DIRECTION :: Write out the material below again, unchanged.

____

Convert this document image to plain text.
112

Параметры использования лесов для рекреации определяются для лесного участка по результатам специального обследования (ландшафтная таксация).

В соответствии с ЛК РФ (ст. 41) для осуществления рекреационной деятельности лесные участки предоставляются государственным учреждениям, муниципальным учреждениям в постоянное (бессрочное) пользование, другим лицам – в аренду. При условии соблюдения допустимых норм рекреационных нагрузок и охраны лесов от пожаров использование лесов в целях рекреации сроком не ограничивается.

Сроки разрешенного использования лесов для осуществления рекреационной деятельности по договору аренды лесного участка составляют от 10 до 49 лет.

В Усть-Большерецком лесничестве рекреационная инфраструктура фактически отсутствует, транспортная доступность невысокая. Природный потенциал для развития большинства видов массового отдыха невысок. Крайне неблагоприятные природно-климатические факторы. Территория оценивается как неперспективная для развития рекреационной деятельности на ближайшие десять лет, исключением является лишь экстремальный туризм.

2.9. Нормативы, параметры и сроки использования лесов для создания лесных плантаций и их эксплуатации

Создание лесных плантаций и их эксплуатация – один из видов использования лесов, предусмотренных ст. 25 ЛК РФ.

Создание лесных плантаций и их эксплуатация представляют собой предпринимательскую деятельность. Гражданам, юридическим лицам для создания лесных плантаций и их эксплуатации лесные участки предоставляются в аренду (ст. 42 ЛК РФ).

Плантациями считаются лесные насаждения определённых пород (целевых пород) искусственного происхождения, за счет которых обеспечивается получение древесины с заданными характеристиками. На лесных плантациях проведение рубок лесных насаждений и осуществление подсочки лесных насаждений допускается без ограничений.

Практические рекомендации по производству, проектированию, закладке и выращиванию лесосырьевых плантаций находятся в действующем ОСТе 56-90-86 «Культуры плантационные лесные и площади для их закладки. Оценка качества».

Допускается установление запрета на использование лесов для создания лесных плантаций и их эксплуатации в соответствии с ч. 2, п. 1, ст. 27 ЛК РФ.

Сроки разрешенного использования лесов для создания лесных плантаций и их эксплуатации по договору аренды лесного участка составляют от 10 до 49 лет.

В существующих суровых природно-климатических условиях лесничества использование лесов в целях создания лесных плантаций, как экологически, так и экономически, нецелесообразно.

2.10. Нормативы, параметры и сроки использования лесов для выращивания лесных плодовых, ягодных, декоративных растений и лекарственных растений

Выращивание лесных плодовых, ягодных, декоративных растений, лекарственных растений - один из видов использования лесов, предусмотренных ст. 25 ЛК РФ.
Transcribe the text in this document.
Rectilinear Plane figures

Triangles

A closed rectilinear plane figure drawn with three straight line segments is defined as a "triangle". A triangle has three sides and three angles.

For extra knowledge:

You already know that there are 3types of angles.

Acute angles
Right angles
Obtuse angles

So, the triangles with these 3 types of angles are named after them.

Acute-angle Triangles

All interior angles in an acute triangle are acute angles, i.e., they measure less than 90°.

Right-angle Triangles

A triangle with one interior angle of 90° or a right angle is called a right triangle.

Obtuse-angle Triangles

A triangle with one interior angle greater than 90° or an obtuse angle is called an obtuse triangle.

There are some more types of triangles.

____

CORRECT RESPONSE ::
Convert this document image to plain text.
112

Параметры использования лесов для рекреации определяются для лесного участка по результатам специального обследования (ландшафтная таксация).

В соответствии с ЛК РФ (ст. 41) для осуществления рекреационной деятельности лесные участки предоставляются государственным учреждениям, муниципальным учреждениям в постоянное (бессрочное) пользование, другим лицам – в аренду. При условии соблюдения допустимых норм рекреационных нагрузок и охраны лесов от пожаров использование лесов в целях рекреации сроком не ограничивается.

Сроки разрешенного использования лесов для осуществления рекреационной деятельности по договору аренды лесного участка составляют от 10 до 49 лет.

В Усть-Большерецком лесничестве рекреационная инфраструктура фактически отсутствует, транспортная доступность невысокая. Природный потенциал для развития большинства видов массового отдыха невысок. Крайне неблагоприятные природно-климатические факторы. Территория оценивается как неперспективная для развития рекреационной деятельности на ближайшие десять лет, исключением является лишь экстремальный туризм.

2.9. Нормативы, параметры и сроки использования лесов для создания лесных плантаций и их эксплуатации

Создание лесных плантаций и их эксплуатация – один из видов использования лесов, предусмотренных ст. 25 ЛК РФ.

Создание лесных плантаций и их эксплуатация представляют собой предпринимательскую деятельность. Гражданам, юридическим лицам для создания лесных плантаций и их эксплуатации лесные участки предоставляются в аренду (ст. 42 ЛК РФ).

Плантациями считаются лесные насаждения определённых пород (целевых пород) искусственного происхождения, за счет которых обеспечивается получение древесины с заданными характеристиками. На лесных плантациях проведение рубок лесных насаждений и осуществление подсочки лесных насаждений допускается без ограничений.

Практические рекомендации по производству, проектированию, закладке и выращиванию лесосырьевых плантаций находятся в действующем ОСТе 56-90-86 «Культуры плантационные лесные и площади для их закладки. Оценка качества».

Допускается установление запрета на использование лесов для создания лесных плантаций и их эксплуатации в соответствии с ч. 2, п. 1, ст. 27 ЛК РФ.

Сроки разрешенного использования лесов для создания лесных плантаций и их эксплуатации по договору аренды лесного участка составляют от 10 до 49 лет.

В существующих суровых природно-климатических условиях лесничества использование лесов в целях создания лесных плантаций, как экологически, так и экономически, нецелесообразно.

2.10. Нормативы, параметры и сроки использования лесов для выращивания лесных плодовых, ягодных, декоративных растений и лекарственных растений

Выращивание лесных плодовых, ягодных, декоративных растений, лекарственных растений - один из видов использования лесов, предусмотренных ст. 25 ЛК РФ.
Transcribe the text in this document.
Rectilinear Plane figures

Triangles

A closed rectilinear plane figure drawn with three straight line segments is defined as a "triangle". A triangle has three sides and three angles.

For extra knowledge:

You already know that there are 3types of angles.

Acute angles
Right angles
Obtuse angles

So, the triangles with these 3 types of angles are named after them.

Acute-angle Triangles

All interior angles in an acute triangle are acute angles, i.e., they measure less than 90°.

Right-angle Triangles

A triangle with one interior angle of 90° or a right angle is called a right triangle.

Obtuse-angle Triangles

A triangle with one interior angle greater than 90° or an obtuse angle is called an obtuse triangle.

There are some more types of triangles.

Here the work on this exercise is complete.